**WRITTEN EXERCISE**
Copy out each line that includes the word "длится".

**RECORDED DATA**
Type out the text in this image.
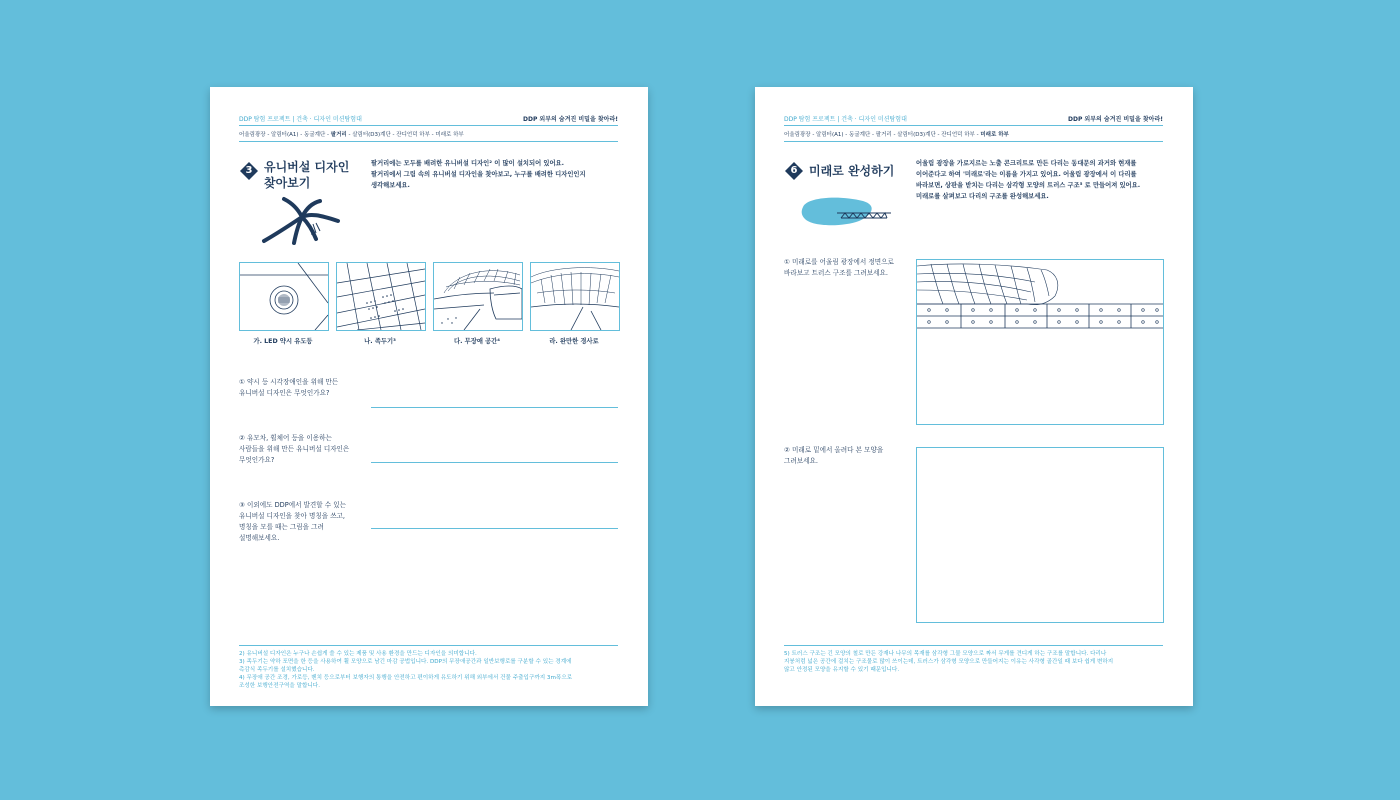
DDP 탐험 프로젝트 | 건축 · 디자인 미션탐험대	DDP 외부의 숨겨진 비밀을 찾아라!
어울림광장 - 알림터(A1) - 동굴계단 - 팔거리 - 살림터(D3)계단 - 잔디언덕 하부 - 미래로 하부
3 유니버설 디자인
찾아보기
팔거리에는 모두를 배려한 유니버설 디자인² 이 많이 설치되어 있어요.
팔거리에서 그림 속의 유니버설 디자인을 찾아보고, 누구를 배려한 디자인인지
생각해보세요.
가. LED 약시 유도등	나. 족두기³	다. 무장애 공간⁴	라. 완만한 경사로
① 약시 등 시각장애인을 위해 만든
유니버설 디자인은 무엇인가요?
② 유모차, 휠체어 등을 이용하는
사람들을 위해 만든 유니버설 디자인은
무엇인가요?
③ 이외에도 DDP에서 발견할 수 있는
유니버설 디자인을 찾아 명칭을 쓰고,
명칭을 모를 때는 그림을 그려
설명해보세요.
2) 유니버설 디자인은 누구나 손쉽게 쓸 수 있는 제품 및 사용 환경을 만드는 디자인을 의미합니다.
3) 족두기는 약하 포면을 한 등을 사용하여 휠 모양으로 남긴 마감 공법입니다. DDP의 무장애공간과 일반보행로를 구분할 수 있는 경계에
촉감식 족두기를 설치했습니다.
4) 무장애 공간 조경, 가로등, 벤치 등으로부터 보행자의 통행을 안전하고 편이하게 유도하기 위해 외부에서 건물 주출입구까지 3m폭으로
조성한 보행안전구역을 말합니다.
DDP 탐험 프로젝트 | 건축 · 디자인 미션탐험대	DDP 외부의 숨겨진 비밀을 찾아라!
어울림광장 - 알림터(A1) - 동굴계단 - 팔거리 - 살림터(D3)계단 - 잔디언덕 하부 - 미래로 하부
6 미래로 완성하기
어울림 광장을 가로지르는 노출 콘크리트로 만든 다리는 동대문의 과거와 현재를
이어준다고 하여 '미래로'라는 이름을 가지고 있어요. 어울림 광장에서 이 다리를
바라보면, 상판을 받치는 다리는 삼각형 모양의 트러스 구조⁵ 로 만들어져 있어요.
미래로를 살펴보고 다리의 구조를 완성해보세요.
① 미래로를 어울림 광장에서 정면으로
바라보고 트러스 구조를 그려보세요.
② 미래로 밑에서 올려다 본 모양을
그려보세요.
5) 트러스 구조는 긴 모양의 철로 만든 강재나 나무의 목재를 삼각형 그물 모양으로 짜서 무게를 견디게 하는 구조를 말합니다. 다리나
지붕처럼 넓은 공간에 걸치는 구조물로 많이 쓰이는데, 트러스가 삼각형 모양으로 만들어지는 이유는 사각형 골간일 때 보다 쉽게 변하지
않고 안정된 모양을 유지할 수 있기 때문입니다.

==

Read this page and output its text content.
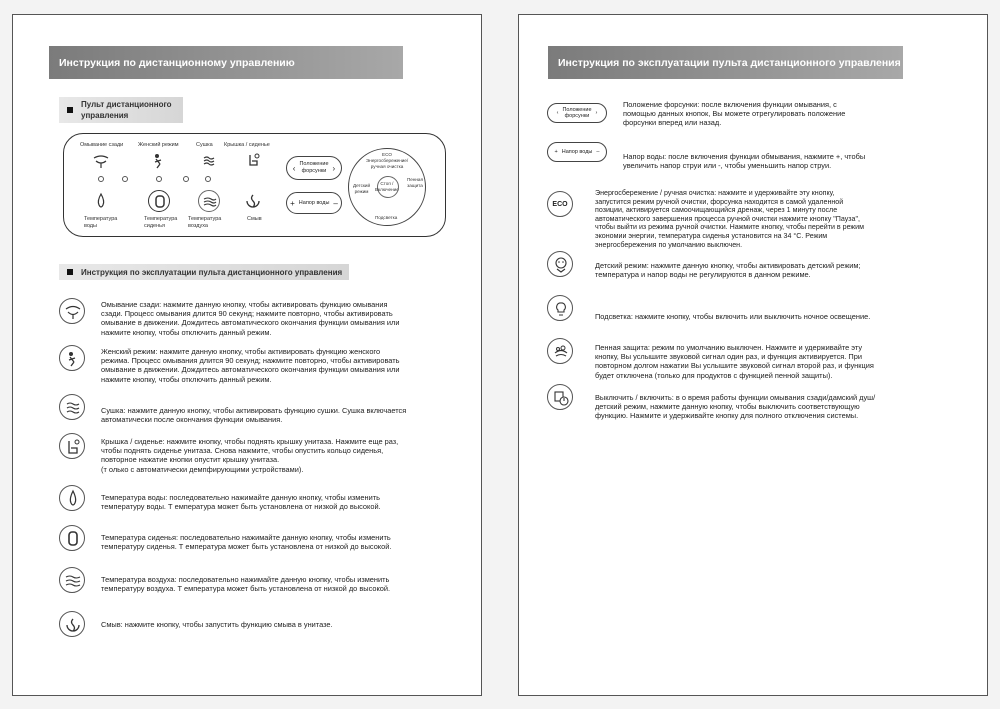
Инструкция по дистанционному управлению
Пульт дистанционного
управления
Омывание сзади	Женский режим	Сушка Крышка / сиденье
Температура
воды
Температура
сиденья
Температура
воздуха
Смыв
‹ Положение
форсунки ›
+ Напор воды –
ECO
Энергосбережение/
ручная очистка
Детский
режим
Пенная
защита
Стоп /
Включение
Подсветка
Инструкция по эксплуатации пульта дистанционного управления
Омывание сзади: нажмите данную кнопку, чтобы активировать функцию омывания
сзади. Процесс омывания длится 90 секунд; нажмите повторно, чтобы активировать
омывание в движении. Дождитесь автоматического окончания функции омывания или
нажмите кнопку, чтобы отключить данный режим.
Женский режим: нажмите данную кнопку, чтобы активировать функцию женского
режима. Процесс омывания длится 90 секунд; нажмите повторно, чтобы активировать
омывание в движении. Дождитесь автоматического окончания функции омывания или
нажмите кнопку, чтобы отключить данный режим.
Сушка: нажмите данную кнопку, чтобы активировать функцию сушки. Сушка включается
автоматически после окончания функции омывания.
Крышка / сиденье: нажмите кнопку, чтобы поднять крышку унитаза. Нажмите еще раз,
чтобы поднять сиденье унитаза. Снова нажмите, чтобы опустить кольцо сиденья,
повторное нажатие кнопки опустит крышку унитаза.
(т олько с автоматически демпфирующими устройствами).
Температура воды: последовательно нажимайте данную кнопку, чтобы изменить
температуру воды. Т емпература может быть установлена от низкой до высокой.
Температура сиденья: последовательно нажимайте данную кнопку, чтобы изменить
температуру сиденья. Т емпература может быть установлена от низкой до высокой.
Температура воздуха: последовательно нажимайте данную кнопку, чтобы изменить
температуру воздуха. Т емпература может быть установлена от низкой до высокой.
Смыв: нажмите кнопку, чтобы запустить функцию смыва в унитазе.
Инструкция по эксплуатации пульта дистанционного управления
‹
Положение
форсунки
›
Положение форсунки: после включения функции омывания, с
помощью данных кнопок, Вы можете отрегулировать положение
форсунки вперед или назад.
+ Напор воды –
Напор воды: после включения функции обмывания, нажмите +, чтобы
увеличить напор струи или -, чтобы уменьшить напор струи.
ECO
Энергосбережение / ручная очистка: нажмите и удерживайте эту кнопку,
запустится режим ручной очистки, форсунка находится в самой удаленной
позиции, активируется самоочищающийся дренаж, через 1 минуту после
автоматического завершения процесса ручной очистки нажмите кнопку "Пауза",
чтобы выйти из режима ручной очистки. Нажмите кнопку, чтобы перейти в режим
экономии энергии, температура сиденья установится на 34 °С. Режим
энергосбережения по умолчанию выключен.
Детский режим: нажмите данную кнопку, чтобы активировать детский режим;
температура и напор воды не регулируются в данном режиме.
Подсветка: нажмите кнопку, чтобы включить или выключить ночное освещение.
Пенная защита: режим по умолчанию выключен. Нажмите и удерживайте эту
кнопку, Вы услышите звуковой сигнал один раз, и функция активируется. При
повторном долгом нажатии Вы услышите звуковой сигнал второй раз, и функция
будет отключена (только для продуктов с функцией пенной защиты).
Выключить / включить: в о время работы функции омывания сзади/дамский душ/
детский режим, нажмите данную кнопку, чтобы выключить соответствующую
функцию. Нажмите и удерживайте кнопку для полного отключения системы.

**PROBLEM SOLUTION**
сзади. Процесс омывания длится 90 секунд; нажмите повторно, чтобы активировать
режима. Процесс омывания длится 90 секунд; нажмите повторно, чтобы активировать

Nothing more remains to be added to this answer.